[SUPPLIED TEXT]
* START *

Spanning Tree Count in an Almost Cactus Graph

Given an undirected connected graph \(G\) with the following property: there exists an edge whose removal turns \(G\) into a cactus graph (i.e. an undirected connected graph in which no two simple cycles share a common edge). Your task is to compute the number of spanning trees of \(G\) modulo \(998244353\).

Definition: A cactus graph is a connected graph in which every edge belongs to at most one simple cycle.

Hint: One effective method to count spanning trees is by using Kirchhoff's Matrix Tree Theorem. Construct the Laplacian matrix \(L\) for \(G\) where \(L[i][i]\) equals the degree of vertex \(i\) and \(L[i][j] = -1\) if there is an edge between \(i\) and \(j\) (and \(0\) otherwise). Remove any one row and the corresponding column from \(L\); then the determinant of the resulting matrix, taken modulo \(998244353\), is the number of spanning trees.

* END *

[DATA EXCERPTS]
* START *

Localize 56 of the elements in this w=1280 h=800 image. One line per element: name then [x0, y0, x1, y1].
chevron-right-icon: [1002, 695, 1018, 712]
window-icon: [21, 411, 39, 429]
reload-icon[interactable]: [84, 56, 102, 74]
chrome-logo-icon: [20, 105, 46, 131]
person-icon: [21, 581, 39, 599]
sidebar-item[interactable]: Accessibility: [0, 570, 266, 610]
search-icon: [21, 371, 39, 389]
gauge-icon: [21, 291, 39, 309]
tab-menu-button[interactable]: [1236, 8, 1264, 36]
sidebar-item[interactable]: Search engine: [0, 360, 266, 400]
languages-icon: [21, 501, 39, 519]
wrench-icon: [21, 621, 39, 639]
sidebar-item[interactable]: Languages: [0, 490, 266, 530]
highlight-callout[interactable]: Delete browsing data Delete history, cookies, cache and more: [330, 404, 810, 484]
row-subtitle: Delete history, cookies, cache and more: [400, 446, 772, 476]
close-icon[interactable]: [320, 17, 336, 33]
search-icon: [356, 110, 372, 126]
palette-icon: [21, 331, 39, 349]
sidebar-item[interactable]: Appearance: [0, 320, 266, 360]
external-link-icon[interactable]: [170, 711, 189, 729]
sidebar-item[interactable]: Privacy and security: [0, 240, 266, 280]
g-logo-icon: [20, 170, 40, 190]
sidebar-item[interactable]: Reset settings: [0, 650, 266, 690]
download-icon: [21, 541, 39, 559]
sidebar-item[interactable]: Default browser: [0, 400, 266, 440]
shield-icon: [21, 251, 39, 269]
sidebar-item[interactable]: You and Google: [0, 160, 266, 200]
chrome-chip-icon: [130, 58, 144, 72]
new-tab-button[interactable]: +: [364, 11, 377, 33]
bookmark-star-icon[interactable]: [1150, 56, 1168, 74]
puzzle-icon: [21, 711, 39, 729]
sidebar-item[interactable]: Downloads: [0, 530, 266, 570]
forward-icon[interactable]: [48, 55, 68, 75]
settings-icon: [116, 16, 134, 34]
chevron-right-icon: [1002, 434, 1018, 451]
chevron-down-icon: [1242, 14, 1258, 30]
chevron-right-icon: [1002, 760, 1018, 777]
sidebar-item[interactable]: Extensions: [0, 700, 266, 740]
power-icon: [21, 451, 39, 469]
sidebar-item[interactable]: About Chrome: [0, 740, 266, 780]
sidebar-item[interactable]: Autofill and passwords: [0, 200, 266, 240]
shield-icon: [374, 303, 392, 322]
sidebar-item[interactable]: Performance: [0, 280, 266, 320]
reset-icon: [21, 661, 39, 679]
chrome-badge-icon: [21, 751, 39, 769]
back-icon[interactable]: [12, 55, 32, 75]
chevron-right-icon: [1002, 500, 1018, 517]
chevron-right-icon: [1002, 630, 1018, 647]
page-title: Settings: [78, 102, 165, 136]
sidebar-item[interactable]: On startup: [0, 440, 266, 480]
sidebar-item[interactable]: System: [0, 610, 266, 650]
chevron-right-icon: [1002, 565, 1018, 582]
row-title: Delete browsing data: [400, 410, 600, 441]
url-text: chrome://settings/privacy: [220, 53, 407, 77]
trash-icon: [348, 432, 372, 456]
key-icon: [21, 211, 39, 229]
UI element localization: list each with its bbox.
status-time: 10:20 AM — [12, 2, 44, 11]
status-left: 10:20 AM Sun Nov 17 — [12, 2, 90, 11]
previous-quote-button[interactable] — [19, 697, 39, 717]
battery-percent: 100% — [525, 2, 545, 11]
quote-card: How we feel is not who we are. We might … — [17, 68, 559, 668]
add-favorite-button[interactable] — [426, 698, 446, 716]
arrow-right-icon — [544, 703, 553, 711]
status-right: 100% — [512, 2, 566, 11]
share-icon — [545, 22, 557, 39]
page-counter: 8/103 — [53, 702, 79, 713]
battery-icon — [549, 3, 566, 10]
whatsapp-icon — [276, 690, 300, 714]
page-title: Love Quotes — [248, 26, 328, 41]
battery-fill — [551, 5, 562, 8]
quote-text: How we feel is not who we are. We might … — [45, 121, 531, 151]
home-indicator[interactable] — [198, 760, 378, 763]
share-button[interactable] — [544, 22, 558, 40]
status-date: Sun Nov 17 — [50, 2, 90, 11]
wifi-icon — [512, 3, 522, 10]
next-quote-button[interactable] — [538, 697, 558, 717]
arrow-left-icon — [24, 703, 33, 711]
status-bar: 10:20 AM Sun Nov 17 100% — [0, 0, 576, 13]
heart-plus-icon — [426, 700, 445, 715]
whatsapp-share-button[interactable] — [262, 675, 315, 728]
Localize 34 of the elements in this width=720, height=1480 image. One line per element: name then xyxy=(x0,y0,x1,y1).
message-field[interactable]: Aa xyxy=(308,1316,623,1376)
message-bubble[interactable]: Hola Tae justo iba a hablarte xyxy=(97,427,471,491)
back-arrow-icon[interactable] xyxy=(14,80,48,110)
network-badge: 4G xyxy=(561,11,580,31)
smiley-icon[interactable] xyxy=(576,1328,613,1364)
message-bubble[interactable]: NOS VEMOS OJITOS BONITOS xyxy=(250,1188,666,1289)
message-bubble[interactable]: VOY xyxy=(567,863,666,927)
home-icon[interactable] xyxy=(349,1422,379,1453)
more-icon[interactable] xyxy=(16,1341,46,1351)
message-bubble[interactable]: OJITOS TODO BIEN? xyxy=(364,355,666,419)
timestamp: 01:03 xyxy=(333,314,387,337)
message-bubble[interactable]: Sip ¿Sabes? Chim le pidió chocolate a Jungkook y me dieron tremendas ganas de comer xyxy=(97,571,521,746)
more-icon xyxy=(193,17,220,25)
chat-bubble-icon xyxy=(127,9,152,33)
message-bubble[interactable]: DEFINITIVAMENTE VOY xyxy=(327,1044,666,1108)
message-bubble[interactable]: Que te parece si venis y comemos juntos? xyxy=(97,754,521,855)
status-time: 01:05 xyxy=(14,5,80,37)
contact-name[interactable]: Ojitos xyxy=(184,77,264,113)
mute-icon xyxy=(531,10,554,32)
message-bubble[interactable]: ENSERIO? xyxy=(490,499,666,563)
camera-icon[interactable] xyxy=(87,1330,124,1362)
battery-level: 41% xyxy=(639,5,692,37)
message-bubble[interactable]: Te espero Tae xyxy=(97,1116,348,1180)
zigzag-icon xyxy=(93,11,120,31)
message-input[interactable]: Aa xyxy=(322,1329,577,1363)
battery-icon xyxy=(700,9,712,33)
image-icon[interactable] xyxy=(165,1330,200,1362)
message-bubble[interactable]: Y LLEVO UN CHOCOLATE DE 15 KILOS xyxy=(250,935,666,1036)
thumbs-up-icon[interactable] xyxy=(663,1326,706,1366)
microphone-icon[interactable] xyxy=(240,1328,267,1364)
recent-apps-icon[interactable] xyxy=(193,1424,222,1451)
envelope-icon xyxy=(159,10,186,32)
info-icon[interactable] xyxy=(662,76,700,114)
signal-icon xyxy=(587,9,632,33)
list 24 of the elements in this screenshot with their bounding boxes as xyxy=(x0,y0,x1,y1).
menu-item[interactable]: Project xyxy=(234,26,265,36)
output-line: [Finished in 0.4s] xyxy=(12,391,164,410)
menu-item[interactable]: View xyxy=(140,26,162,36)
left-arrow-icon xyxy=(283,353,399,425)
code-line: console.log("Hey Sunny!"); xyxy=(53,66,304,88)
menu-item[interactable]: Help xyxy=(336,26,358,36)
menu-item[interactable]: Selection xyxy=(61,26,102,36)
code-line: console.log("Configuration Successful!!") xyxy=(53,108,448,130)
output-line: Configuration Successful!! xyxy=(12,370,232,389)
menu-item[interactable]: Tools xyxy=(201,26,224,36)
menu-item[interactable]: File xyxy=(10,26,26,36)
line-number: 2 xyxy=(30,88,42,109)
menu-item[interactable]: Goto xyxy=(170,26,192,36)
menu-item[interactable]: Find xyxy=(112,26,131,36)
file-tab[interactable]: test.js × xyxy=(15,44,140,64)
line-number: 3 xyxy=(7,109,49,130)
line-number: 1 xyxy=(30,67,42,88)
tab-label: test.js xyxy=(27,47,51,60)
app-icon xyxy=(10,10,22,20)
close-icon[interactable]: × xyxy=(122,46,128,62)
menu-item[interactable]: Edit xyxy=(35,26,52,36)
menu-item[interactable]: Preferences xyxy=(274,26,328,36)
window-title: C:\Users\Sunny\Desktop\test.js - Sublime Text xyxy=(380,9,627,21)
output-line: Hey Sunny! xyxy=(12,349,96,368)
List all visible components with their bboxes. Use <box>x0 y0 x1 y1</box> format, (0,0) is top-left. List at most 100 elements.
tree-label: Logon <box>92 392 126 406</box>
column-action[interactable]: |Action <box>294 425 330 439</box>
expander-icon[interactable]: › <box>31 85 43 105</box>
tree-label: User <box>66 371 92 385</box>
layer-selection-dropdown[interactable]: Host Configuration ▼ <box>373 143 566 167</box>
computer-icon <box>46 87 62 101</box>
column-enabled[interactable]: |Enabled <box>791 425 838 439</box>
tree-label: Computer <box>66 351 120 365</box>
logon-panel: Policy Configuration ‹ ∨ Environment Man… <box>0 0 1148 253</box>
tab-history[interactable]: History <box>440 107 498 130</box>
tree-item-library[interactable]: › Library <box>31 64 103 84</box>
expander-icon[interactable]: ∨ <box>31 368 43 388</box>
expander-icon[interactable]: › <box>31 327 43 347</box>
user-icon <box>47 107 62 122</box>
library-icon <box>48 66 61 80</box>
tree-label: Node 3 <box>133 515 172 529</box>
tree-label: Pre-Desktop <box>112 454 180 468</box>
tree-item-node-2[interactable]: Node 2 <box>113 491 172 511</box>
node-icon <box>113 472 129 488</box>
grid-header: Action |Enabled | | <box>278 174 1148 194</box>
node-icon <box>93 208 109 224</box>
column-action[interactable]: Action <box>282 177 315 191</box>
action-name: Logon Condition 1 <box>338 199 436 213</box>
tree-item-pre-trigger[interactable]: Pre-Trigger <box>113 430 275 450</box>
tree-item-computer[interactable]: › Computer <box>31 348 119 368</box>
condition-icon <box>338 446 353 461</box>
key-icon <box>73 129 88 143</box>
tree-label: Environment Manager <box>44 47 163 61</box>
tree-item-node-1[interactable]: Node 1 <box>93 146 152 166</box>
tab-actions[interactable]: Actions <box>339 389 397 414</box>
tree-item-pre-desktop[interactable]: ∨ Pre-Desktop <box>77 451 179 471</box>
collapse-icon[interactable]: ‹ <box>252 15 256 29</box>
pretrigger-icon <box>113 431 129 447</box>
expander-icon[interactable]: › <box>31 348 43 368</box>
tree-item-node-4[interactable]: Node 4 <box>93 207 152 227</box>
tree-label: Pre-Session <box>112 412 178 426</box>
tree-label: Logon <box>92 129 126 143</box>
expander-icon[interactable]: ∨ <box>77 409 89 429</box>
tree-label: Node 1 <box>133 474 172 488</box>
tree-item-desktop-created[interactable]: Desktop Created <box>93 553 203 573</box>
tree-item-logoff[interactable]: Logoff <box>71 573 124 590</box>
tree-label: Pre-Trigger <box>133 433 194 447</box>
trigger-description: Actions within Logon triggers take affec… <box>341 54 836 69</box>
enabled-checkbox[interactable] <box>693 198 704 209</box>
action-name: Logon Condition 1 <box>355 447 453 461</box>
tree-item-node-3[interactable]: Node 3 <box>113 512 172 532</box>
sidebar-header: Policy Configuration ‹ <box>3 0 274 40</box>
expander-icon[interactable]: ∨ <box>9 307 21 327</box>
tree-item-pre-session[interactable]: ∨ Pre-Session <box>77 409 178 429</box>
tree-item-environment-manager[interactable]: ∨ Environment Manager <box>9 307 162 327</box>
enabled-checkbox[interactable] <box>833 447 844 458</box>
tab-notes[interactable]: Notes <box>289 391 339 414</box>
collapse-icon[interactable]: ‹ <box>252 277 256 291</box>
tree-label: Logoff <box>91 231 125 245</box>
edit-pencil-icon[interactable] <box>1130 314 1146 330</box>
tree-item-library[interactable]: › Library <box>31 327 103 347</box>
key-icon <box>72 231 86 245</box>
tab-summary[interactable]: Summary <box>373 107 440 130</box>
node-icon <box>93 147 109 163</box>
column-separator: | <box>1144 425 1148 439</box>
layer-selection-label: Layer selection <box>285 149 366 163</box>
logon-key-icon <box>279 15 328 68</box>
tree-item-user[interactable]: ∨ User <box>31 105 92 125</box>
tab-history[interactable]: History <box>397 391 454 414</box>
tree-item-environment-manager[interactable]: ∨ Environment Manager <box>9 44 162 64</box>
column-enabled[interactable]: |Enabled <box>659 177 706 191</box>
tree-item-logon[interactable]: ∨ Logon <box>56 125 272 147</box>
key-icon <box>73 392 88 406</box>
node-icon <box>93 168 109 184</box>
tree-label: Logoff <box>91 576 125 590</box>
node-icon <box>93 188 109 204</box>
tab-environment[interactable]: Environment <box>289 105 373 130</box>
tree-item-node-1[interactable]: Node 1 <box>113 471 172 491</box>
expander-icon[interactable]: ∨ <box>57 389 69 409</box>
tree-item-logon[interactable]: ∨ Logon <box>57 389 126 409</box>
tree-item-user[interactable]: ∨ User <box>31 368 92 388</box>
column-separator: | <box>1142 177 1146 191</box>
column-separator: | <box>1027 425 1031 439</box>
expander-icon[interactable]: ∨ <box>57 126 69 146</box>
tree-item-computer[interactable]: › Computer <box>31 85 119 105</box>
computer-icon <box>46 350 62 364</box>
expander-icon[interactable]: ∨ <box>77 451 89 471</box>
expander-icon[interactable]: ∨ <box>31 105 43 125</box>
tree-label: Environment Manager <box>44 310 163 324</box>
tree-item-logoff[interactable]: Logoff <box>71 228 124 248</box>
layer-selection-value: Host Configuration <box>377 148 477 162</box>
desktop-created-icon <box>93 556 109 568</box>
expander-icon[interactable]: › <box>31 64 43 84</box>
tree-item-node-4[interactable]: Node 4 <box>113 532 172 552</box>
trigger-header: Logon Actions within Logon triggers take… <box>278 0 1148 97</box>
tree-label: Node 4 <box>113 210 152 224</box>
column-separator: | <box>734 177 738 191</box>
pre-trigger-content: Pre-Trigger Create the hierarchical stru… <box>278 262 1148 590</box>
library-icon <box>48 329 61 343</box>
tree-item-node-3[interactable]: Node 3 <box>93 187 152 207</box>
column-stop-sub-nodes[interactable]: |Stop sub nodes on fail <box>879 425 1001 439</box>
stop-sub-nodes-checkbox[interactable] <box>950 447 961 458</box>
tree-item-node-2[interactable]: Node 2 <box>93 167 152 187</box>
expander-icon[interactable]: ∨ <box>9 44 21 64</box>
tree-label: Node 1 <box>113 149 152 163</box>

* END *

[TASK SET]
[1] Translate this sentence from the spanning tree problem statement into Spanish: "Definition: A cactus graph is a connected graph in which every edge belongs to at most one simple cycle."
[2] Write the next part of the spanning tree problem statement, picking up after its final sentence.

[WRITTEN ANSWERS]
[1] Definición: Un grafo cactus es un grafo conexo en el que cada arista pertenece como máximo a un ciclo simple.

[2]
inputFormat

The first line contains two integers \(n\) and \(m\) (\(n\) is the number of vertices and \(m\) is the number of edges). Each of the following \(m\) lines contains two integers \(u\) and \(v\) (1-based indices) denoting an undirected edge between vertices \(u\) and \(v\).

outputFormat

Output a single integer — the number of spanning trees of \(G\) modulo \(998244353\).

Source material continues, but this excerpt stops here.